==== Working data ====

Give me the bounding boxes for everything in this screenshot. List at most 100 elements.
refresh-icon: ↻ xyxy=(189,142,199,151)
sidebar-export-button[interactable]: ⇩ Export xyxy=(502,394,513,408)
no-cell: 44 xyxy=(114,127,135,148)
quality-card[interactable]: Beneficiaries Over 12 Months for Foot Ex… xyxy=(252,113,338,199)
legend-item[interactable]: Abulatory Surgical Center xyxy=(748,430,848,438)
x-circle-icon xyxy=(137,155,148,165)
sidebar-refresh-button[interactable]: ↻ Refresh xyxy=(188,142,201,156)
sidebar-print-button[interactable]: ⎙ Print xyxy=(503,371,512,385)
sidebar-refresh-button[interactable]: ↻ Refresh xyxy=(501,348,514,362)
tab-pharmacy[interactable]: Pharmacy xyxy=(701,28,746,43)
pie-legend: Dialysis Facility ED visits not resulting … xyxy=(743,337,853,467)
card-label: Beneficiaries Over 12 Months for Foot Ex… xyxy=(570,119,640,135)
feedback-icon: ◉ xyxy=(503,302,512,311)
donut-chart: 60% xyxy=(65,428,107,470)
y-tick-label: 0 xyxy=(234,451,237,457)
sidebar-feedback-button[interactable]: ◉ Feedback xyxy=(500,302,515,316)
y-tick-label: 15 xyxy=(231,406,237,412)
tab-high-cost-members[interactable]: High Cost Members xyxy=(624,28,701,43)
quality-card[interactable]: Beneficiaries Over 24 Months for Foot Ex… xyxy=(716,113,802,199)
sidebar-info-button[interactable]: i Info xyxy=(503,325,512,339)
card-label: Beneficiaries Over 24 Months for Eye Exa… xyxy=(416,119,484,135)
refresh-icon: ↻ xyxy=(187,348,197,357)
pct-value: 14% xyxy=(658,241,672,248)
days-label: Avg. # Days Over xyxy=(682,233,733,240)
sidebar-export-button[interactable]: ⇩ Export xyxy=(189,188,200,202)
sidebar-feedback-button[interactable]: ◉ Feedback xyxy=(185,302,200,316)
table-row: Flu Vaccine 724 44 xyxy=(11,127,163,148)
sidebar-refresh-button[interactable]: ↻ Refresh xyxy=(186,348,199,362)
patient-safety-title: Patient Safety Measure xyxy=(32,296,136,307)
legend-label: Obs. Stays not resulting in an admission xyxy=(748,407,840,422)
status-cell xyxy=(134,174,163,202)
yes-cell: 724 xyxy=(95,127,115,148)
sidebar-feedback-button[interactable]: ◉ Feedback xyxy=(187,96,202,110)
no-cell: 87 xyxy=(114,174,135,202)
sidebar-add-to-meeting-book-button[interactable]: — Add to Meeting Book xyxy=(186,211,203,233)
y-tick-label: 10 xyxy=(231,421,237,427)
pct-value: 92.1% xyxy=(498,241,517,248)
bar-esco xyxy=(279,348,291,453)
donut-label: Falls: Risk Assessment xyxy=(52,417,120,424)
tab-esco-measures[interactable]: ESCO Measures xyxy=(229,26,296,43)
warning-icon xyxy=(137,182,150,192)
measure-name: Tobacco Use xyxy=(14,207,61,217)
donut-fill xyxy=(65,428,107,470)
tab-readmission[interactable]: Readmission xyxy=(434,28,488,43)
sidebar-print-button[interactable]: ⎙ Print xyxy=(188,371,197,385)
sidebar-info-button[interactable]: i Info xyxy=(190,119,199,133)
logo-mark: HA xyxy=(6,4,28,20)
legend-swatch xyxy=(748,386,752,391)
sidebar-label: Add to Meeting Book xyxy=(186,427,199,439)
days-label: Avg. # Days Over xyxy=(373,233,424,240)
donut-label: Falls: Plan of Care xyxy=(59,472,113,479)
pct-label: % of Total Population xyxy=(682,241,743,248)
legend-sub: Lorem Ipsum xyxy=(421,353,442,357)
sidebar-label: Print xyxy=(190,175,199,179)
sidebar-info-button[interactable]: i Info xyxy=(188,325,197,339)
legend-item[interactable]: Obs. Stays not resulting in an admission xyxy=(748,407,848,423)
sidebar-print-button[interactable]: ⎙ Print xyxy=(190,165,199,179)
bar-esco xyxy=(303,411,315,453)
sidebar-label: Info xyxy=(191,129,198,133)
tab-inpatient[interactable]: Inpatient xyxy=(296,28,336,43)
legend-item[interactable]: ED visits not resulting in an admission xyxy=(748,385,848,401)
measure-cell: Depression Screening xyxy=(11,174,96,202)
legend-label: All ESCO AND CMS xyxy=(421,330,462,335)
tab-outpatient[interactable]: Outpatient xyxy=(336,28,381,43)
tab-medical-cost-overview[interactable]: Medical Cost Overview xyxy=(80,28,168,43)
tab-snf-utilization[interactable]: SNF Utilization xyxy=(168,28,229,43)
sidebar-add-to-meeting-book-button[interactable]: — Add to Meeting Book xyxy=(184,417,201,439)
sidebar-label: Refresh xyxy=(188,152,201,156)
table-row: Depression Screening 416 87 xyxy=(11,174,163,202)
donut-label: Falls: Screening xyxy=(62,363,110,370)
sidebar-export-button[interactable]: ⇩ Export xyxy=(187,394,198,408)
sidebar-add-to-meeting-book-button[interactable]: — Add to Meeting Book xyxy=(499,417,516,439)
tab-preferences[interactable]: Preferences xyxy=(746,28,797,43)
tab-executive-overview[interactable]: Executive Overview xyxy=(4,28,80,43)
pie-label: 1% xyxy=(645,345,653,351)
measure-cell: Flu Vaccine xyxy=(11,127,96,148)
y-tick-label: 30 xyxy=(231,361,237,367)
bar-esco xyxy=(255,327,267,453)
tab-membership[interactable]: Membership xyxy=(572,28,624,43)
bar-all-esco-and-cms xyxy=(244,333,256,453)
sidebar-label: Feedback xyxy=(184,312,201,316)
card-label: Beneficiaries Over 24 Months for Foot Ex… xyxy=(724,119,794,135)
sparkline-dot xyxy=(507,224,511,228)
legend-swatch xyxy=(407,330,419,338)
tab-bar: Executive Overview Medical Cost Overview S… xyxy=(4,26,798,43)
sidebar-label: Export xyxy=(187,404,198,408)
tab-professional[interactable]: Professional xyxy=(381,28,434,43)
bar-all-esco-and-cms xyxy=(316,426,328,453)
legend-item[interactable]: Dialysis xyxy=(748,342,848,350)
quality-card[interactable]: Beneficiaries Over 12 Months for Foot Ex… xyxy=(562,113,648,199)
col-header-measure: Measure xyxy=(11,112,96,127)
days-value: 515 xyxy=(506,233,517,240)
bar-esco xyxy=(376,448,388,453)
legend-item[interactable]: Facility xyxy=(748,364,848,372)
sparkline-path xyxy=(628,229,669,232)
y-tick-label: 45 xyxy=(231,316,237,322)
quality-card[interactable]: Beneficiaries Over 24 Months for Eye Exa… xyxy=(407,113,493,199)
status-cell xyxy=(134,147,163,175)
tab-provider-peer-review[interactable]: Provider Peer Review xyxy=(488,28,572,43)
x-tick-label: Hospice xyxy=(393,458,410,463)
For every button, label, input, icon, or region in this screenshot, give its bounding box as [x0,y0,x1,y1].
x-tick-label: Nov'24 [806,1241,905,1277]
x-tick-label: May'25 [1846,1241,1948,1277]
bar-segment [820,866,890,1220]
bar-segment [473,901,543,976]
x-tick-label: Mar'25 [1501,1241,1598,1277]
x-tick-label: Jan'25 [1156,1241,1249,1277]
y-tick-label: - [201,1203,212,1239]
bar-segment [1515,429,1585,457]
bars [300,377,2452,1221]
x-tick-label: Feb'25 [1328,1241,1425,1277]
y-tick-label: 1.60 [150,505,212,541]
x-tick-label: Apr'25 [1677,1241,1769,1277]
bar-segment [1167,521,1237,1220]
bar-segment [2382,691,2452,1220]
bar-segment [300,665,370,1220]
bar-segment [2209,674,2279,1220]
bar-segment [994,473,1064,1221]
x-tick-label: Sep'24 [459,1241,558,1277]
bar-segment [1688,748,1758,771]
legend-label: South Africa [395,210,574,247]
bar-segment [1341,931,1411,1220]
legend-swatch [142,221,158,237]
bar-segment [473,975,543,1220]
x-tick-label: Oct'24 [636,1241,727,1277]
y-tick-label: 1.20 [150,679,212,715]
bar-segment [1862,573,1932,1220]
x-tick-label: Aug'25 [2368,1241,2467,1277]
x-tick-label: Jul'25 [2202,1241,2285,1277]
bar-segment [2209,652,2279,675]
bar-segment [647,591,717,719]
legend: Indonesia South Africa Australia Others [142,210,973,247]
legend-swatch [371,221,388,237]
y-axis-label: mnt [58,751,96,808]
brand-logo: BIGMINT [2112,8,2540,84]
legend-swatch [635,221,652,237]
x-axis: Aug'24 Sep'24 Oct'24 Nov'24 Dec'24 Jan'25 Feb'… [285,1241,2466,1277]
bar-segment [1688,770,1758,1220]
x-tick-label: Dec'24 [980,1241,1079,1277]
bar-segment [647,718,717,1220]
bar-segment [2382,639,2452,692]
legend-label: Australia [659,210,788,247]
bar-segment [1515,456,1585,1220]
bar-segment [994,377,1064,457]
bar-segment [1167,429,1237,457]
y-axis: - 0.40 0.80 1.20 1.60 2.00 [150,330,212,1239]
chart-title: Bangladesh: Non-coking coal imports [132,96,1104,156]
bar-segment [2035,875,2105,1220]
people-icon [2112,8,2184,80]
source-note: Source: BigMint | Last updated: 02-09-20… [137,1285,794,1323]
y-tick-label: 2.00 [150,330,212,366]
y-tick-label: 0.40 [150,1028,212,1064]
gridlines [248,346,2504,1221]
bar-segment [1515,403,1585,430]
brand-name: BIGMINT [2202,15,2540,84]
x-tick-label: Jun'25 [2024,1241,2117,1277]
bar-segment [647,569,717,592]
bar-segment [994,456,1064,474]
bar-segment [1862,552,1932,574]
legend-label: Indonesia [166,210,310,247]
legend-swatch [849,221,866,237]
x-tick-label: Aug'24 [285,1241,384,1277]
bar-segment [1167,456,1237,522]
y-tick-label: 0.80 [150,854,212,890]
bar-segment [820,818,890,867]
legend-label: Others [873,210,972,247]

====

What to produce — Copy out the rows from the beginning through the line containing "Foot Ex… xyxy=(252,113,338,199)", keeping every character as it appears.

Written reply —
Give me the bounding boxes for everything in this screenshot. List at most 100 elements.
refresh-icon: ↻ xyxy=(189,142,199,151)
sidebar-export-button[interactable]: ⇩ Export xyxy=(502,394,513,408)
no-cell: 44 xyxy=(114,127,135,148)
quality-card[interactable]: Beneficiaries Over 12 Months for Foot Ex… xyxy=(252,113,338,199)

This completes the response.